---- Provided text

The incentives behind effectively everything we do have been broken by decades of neoliberal thinking, where the idea of a company — an entity created to do a thing in exchange for money —has been drained of all meaning beyond the continued domination and extraction of everything around it, focusing heavily on short-term gains and growth at all costs. In doing so, the definition of a “good business” has changed from one that makes good products at a fair price to a sustainable and loyal market, to one that can display the most stock price growth from quarter to quarter.
Ewan Morrison elegantly summarized why Pinchai’s commitment to AI is so riskly to its search business and the Open Web itself:
One drop of sewage in a glass of water turns the entire glass into sewage.This is happening with AI hallucinated facts on the internet. AI systems have 48% error margins & are turning our historical, news, philosophical & scientific info on the net into sewage.Do not drink it. pic.twitter.com/nN0dhV9Dg2
— Ewan Morrison (@MrEwanMorrison) June 19, 2025
And like Captain Ahab, Pinchai knows he must have a crew just as dedicated to his suicidal mission as he is. He might not be nailing a gold coin to the mast and demanding loyalty oaths, but he is aggressively pushing buy-out offers on Googlers who are not down with the program:
Remember Google is offering buyouts to employees who aren’t all-in on how the company is doing things and it’s “AI first” direction. Sadly, I have to think that still working for Google at this point means they support what’s happened and how the company intends to become an an answer engine.

--------

**Task item**
In the text about Google's AI push, what is Google offering employees who aren't all-in on its "AI first" direction?

---- Given data

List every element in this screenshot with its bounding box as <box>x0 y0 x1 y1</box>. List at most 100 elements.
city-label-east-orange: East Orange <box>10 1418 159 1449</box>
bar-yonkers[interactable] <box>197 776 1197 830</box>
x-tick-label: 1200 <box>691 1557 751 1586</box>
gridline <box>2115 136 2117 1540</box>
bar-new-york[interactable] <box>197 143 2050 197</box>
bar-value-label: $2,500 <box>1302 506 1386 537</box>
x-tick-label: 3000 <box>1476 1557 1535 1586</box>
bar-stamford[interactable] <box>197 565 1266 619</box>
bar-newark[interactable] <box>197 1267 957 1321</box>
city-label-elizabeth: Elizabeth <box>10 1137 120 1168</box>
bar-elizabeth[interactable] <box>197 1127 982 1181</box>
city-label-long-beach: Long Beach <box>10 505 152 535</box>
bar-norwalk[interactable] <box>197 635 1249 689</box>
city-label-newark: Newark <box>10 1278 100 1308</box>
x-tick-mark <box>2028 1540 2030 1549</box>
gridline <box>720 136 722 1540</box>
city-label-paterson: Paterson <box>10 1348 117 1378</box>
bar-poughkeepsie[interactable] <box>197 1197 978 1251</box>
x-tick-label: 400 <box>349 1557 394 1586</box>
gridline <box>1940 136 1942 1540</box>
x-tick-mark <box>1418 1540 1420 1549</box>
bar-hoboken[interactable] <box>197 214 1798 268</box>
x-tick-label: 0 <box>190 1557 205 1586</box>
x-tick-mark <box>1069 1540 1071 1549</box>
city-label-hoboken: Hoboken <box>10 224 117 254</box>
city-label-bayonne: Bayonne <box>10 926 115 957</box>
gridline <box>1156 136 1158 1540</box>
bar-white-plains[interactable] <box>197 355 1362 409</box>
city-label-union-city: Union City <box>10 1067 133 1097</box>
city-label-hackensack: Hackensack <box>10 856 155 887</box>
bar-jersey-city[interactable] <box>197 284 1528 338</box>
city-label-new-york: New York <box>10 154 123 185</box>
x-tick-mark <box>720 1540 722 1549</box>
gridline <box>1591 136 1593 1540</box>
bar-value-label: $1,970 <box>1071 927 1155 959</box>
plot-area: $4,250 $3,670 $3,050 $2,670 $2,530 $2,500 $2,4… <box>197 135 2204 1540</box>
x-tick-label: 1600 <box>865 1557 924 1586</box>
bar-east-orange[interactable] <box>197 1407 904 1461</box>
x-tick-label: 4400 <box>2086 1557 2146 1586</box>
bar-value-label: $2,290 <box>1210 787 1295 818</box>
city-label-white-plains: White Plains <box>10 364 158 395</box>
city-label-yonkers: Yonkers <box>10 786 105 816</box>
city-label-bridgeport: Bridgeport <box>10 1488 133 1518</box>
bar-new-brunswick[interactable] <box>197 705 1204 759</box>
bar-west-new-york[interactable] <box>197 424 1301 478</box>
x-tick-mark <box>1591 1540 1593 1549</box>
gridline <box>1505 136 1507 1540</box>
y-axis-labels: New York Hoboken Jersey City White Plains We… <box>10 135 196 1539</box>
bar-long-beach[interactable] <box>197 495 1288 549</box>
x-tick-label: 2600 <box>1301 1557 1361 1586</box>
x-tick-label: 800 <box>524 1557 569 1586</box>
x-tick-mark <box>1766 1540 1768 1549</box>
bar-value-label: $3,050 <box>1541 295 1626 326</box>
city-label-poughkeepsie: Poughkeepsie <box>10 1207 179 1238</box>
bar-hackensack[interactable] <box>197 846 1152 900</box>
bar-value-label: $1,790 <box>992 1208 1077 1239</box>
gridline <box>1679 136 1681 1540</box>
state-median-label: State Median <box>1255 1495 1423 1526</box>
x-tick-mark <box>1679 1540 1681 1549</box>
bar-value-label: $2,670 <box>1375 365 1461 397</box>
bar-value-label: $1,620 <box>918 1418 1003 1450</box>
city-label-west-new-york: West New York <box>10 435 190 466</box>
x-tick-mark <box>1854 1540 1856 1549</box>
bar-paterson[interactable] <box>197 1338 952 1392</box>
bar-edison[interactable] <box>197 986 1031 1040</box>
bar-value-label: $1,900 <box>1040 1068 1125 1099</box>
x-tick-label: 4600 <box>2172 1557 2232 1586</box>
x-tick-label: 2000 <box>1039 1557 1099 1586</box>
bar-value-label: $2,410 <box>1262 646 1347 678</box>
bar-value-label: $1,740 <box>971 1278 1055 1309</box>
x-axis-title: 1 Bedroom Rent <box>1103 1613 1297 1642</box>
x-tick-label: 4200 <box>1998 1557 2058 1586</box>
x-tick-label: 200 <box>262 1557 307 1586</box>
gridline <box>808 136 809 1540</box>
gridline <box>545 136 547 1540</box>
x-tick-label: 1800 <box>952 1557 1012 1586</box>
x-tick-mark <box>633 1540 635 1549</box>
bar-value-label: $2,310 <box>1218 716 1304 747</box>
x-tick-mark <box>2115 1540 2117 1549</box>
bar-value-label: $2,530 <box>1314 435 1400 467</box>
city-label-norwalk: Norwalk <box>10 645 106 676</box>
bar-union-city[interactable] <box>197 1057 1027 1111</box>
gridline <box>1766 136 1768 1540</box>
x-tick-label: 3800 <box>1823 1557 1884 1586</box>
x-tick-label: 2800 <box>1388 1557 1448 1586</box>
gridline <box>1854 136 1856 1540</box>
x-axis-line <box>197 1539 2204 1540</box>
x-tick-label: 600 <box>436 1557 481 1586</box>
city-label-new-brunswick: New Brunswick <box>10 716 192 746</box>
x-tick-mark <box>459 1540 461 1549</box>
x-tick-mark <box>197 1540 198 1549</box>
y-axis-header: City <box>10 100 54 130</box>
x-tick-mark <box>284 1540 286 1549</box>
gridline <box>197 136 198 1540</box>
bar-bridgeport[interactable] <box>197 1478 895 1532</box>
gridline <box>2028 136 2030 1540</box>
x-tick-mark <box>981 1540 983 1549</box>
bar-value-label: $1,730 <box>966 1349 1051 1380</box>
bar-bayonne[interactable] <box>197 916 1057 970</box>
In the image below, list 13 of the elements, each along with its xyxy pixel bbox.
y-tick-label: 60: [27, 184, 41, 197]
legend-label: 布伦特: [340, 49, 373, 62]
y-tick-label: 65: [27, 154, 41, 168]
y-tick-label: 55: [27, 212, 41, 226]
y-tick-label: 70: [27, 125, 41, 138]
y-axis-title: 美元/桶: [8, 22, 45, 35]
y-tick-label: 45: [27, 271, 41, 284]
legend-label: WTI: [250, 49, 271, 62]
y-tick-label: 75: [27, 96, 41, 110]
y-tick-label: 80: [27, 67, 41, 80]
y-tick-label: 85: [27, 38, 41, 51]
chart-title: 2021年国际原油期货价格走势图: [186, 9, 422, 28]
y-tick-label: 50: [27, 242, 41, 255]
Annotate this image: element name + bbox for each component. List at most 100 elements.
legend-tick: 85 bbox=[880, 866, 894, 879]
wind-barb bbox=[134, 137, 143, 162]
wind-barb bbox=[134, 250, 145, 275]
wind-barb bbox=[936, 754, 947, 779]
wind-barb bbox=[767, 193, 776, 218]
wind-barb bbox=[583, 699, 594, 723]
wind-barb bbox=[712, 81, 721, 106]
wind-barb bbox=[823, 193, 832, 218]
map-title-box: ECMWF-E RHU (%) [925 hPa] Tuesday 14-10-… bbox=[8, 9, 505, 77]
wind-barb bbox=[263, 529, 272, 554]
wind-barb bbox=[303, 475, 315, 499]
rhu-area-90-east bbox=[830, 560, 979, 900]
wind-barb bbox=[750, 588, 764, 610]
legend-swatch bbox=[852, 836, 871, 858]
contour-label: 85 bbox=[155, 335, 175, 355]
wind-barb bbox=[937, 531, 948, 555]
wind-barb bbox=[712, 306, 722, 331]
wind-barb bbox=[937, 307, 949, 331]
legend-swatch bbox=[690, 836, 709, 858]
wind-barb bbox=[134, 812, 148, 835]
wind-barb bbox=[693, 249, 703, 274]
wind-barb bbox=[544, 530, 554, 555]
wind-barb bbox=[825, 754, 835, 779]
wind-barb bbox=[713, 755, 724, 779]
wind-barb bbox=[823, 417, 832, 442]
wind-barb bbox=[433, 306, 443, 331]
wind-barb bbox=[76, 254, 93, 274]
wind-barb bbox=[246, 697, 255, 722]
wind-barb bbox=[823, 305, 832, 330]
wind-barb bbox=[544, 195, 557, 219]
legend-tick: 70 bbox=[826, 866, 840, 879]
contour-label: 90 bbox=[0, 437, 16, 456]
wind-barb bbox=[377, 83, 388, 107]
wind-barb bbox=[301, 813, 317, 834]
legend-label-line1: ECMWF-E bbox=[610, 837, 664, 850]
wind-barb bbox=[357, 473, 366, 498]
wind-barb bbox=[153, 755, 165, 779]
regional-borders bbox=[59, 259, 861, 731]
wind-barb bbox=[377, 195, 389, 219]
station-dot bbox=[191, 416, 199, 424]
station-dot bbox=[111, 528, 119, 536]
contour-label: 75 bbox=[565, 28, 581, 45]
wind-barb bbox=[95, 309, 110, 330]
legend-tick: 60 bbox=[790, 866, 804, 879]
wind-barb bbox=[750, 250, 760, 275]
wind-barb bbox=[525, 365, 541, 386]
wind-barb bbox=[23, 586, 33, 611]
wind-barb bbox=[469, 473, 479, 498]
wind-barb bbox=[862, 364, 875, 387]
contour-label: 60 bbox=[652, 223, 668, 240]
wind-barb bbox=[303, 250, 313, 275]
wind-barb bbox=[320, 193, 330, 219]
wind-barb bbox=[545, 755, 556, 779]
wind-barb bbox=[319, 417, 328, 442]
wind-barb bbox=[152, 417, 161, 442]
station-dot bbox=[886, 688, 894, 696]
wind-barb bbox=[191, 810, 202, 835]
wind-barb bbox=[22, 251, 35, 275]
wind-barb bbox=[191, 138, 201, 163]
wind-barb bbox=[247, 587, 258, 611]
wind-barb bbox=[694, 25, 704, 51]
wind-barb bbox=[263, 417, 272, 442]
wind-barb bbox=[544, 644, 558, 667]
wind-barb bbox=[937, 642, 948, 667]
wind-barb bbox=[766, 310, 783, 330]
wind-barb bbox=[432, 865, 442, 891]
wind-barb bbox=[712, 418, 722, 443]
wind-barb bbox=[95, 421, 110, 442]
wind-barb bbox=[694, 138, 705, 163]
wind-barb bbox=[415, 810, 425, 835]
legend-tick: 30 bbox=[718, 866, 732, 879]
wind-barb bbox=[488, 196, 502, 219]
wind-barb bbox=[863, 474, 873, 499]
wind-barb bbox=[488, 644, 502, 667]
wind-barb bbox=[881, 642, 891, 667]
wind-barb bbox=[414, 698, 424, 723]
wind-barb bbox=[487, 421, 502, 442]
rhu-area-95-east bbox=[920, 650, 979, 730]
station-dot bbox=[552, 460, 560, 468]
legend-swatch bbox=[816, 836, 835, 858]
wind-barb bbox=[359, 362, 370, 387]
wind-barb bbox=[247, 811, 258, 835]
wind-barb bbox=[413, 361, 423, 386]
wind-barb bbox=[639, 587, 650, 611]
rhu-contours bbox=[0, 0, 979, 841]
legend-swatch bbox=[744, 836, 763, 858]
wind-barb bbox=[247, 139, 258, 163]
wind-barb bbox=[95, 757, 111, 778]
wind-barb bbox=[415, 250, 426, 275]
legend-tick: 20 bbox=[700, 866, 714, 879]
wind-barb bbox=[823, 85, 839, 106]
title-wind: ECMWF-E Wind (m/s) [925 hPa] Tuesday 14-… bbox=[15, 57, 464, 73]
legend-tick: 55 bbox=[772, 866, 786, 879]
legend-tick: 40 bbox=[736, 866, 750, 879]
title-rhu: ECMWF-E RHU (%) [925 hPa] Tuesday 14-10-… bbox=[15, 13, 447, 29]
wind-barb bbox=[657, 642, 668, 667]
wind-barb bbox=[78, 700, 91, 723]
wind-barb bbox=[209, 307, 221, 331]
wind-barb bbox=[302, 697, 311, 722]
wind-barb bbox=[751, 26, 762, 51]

--------

**Written solution**
Buyouts.